------ 选文 ------

昨夜下了一场雨,无由地还刮起了一阵风,那风把门窗拍得砰砰响,门缝里都能感觉到呼呼的风声。早上起来,雨住了,风停了,屋前地坪稀里哗啦咂了一地的烂柿子,个个可怜兮兮,伤痕累累,这儿一个那儿一个,红红的,在地上趴着,好似泄了气的小皮球,满眼一片“血染的风采”;有的似乎保存着较好的姿容,看上去还有几分庄严;或是风太猛烈了,有的却牺牲得好惨烈,完全没有什么看相了,肝脑涂地一般,体内的血肉都泄露了出来,黏黏的一摊,身子干瘪得就剩下一层皮,看着真有些惋惜。
母亲拿起扫把准备清扫,看地上铺着一摊黏糊糊红印泥样的烂果子,我说这样子只怕搞不熨帖,得用水冲才行。起身从屋里拖出一根长长的水管,像消防队员救火般抱着水管一顿猛冲,费了好大一会工夫,总算恢复了地坪的本来面目。“一些熟柿子差不多都给糟蹋了,几多可惜?”母亲怨嗔道。我说烂了就烂了,您别太在意。现而今好像都没人怎么爬那么高的树摘这些东西了,不像我们小时候,再高的树也要爬上去采摘。
那些高枝上剩下的果实,红彤彤,沉甸甸的,寒风中摇摇欲坠。单个的像个小球,三个两个挤在一处的看上去就像是一堆球了,个个长得妖艳彤红,既像高高挂起的红灯笼,又像是那冬天里的一把火,看着心里感觉特别温暖。在这枝叶飘零、色彩单薄的季节,给人带来激情与慰藉。我可能有些俗,孩提时的梦魂一直在环绕着大树转圈。正想要弄几个下来尝尝,母亲说那些就留给鸟儿去吃吧!是不是因有了我母亲的保护,鸟儿们神气活现地呆在高高的枝头上,三五成群,叽叽喳喳,专拣那些红透了的啄食,吃饱了,连个招呼都不打就“噗”地一声飞走了。

------ 条目列表 ------

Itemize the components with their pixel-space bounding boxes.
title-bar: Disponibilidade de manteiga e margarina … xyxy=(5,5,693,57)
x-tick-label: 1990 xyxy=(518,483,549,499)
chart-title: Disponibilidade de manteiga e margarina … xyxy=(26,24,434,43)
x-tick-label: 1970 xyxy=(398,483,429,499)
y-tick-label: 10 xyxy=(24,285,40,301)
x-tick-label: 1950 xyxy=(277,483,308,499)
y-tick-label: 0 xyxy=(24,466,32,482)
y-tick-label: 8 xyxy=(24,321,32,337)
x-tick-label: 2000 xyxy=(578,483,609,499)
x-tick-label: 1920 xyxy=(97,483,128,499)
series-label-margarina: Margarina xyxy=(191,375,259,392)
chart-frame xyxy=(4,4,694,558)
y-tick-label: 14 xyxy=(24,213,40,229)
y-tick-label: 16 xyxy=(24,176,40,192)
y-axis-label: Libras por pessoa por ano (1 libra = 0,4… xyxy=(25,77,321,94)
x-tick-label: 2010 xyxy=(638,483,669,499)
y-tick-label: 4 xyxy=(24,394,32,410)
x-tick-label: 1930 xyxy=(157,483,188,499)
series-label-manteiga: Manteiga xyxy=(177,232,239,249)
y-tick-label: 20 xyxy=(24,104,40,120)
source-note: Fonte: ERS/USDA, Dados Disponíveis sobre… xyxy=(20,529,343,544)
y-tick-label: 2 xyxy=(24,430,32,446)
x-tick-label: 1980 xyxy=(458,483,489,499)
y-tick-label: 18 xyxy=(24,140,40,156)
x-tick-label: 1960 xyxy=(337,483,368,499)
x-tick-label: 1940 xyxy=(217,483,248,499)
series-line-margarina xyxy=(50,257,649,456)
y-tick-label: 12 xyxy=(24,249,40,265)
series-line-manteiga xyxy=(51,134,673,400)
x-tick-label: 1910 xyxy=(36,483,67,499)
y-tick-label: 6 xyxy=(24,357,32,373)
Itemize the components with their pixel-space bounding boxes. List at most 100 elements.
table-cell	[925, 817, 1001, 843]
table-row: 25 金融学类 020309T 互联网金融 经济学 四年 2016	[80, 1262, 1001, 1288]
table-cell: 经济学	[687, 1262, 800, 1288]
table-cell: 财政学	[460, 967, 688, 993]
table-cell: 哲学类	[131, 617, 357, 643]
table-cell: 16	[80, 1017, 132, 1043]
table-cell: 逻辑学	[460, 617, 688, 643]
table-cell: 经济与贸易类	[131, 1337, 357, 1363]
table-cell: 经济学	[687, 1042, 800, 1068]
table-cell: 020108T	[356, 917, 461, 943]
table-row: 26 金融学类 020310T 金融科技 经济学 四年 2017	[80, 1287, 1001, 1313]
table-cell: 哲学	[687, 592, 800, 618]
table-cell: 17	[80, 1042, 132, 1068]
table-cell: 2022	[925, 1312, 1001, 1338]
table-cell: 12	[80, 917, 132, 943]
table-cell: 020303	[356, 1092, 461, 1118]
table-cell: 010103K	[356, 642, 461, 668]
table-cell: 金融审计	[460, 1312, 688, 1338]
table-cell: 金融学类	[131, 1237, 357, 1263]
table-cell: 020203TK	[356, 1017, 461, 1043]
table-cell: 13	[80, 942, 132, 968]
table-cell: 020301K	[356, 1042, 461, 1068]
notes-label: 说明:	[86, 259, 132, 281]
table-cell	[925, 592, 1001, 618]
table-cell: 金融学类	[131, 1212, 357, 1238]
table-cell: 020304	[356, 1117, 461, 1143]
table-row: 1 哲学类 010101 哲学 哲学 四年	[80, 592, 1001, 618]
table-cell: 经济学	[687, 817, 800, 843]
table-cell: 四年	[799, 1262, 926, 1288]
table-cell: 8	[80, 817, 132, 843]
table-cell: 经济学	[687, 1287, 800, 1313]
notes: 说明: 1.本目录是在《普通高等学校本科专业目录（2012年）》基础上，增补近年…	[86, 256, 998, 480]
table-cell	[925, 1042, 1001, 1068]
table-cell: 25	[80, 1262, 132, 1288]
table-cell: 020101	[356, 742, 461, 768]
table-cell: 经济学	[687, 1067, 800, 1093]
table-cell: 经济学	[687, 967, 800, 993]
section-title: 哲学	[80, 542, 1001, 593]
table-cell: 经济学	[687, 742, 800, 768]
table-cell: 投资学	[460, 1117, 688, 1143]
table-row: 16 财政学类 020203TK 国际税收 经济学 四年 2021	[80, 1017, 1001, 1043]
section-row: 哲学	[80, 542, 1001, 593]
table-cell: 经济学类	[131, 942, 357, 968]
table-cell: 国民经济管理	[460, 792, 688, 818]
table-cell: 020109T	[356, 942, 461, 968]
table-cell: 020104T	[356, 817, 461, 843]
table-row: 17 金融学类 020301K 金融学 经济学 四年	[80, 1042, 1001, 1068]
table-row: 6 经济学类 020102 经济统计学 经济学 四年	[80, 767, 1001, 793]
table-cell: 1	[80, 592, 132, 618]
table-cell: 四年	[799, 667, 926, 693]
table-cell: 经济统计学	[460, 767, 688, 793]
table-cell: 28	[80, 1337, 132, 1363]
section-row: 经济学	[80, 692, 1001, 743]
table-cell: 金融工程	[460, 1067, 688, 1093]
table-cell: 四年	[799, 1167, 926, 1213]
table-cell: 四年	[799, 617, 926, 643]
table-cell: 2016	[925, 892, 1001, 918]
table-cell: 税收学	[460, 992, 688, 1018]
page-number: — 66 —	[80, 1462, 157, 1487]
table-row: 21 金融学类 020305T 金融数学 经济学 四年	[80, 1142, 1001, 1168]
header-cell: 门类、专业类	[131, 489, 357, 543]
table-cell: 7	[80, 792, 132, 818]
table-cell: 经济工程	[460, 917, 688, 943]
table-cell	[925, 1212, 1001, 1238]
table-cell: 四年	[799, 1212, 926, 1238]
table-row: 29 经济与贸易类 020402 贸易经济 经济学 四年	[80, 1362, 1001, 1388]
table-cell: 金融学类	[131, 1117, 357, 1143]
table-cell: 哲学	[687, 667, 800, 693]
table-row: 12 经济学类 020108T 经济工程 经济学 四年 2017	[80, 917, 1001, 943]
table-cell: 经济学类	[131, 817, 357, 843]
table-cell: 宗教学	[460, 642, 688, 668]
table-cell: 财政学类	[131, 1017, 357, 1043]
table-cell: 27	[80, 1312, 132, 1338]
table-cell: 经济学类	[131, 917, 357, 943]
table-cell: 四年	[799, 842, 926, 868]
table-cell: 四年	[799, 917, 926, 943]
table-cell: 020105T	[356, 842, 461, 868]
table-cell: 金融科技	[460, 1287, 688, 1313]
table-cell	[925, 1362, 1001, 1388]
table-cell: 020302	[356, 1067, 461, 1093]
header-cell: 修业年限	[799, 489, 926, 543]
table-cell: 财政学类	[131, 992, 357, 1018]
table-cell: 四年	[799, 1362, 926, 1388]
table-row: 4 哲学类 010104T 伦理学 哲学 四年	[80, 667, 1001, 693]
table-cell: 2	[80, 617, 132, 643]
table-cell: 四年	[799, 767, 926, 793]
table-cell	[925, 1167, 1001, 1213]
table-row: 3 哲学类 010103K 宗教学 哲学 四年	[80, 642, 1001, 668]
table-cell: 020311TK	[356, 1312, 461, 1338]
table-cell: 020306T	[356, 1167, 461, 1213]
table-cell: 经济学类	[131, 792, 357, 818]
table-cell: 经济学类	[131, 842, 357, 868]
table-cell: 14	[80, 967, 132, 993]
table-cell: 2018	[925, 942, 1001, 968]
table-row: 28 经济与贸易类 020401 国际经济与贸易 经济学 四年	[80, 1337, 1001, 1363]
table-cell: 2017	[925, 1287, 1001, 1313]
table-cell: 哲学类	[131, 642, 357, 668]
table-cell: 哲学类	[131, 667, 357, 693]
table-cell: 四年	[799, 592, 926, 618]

------

* **练习题**: 把选文中从“昨夜下了一场雨,无由地还刮起”开始、一直到“剩下一层皮,看着真有些惋惜。”为止的文字原样抄写出来。 上面的条目在这里用不上。

* **参考答案**:
昨夜下了一场雨,无由地还刮起了一阵风,那风把门窗拍得砰砰响,门缝里都能感觉到呼呼的风声。早上起来,雨住了,风停了,屋前地坪稀里哗啦咂了一地的烂柿子,个个可怜兮兮,伤痕累累,这儿一个那儿一个,红红的,在地上趴着,好似泄了气的小皮球,满眼一片“血染的风采”;有的似乎保存着较好的姿容,看上去还有几分庄严;或是风太猛烈了,有的却牺牲得好惨烈,完全没有什么看相了,肝脑涂地一般,体内的血肉都泄露了出来,黏黏的一摊,身子干瘪得就剩下一层皮,看着真有些惋惜。